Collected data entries

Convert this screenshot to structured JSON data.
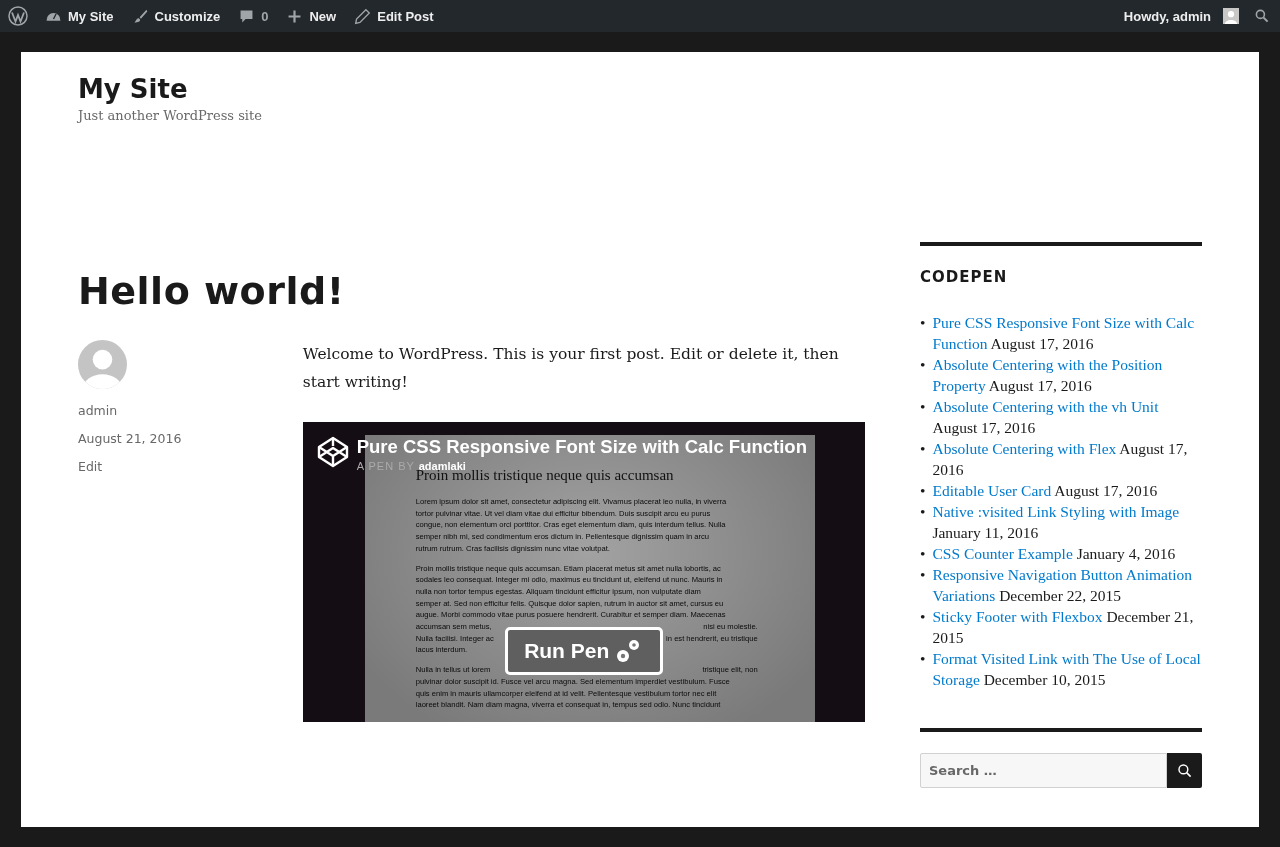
{
  "admin_bar": {
    "items": [
      {
        "kind": "site",
        "label": "My Site"
      },
      {
        "kind": "customize",
        "label": "Customize"
      },
      {
        "kind": "comments",
        "label": "0"
      },
      {
        "kind": "new",
        "label": "New"
      },
      {
        "kind": "edit",
        "label": "Edit Post"
      }
    ],
    "greeting": "Howdy, admin"
  },
  "site": {
    "title": "My Site",
    "tagline": "Just another WordPress site"
  },
  "post": {
    "title": "Hello world!",
    "author": "admin",
    "date": "August 21, 2016",
    "edit": "Edit",
    "content": "Welcome to WordPress. This is your first post. Edit or delete it, then start writing!",
    "embed": {
      "title": "Pure CSS Responsive Font Size with Calc Function",
      "byline": "A PEN BY",
      "author": "adamlaki",
      "button": "Run Pen",
      "preview": {
        "heading": "Proin mollis tristique neque quis accumsan",
        "paragraphs": [
          [
            [
              "Lorem ipsum dolor sit amet, consectetur adipiscing elit. Vivamus placerat leo nulla, in viverra"
            ],
            [
              "tortor pulvinar vitae. Ut vel diam vitae dui efficitur bibendum. Duis suscipit arcu eu purus"
            ],
            [
              "congue, non elementum orci porttitor. Cras eget elementum diam, quis interdum tellus. Nulla"
            ],
            [
              "semper nibh mi, sed condimentum eros dictum in. Pellentesque dignissim quam in arcu"
            ],
            [
              "rutrum rutrum. Cras facilisis dignissim nunc vitae volutpat."
            ]
          ],
          [
            [
              "Proin mollis tristique neque quis accumsan. Etiam placerat metus sit amet nulla lobortis, ac"
            ],
            [
              "sodales leo consequat. Integer mi odio, maximus eu tincidunt ut, eleifend ut nunc. Mauris in"
            ],
            [
              "nulla non tortor tempus egestas. Aliquam tincidunt efficitur ipsum, non vulputate diam"
            ],
            [
              "semper at. Sed non efficitur felis. Quisque dolor sapien, rutrum in auctor sit amet, cursus eu"
            ],
            [
              "augue. Morbi commodo vitae purus posuere hendrerit. Curabitur et semper diam. Maecenas"
            ],
            [
              "accumsan sem metus,",
              "nisi eu molestie."
            ],
            [
              "Nulla facilisi. Integer ac",
              "in est hendrerit, eu tristique"
            ],
            [
              "lacus interdum."
            ]
          ],
          [
            [
              "Nulla in tellus ut lorem",
              "tristique elit, non"
            ],
            [
              "pulvinar dolor suscipit id. Fusce vel arcu magna. Sed elementum imperdiet vestibulum. Fusce"
            ],
            [
              "quis enim in mauris ullamcorper eleifend at id velit. Pellentesque vestibulum tortor nec elit"
            ],
            [
              "laoreet blandit. Nam diam magna, viverra et consequat in, tempus sed odio. Nunc tincidunt"
            ]
          ]
        ]
      }
    }
  },
  "sidebar": {
    "widget_title": "CODEPEN",
    "marker": "•",
    "items": [
      {
        "link": "Pure CSS Responsive Font Size with Calc Function",
        "date": "August 17, 2016"
      },
      {
        "link": "Absolute Centering with the Position Property",
        "date": "August 17, 2016"
      },
      {
        "link": "Absolute Centering with the vh Unit",
        "date": "August 17, 2016"
      },
      {
        "link": "Absolute Centering with Flex",
        "date": "August 17, 2016"
      },
      {
        "link": "Editable User Card",
        "date": "August 17, 2016"
      },
      {
        "link": "Native :visited Link Styling with Image",
        "date": "January 11, 2016"
      },
      {
        "link": "CSS Counter Example",
        "date": "January 4, 2016"
      },
      {
        "link": "Responsive Navigation Button Animation Variations",
        "date": "December 22, 2015"
      },
      {
        "link": "Sticky Footer with Flexbox",
        "date": "December 21, 2015"
      },
      {
        "link": "Format Visited Link with The Use of Local Storage",
        "date": "December 10, 2015"
      }
    ],
    "search": {
      "placeholder": "Search …"
    }
  }
}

◆ WHAT THE TASK REQUIRES: From the data, list each line in which the string "suscipit" appears.

◆ RIGHT ANSWER:
              "tortor pulvinar vitae. Ut vel diam vitae dui efficitur bibendum. Duis suscipit arcu eu purus"
              "pulvinar dolor suscipit id. Fusce vel arcu magna. Sed elementum imperdiet vestibulum. Fusce"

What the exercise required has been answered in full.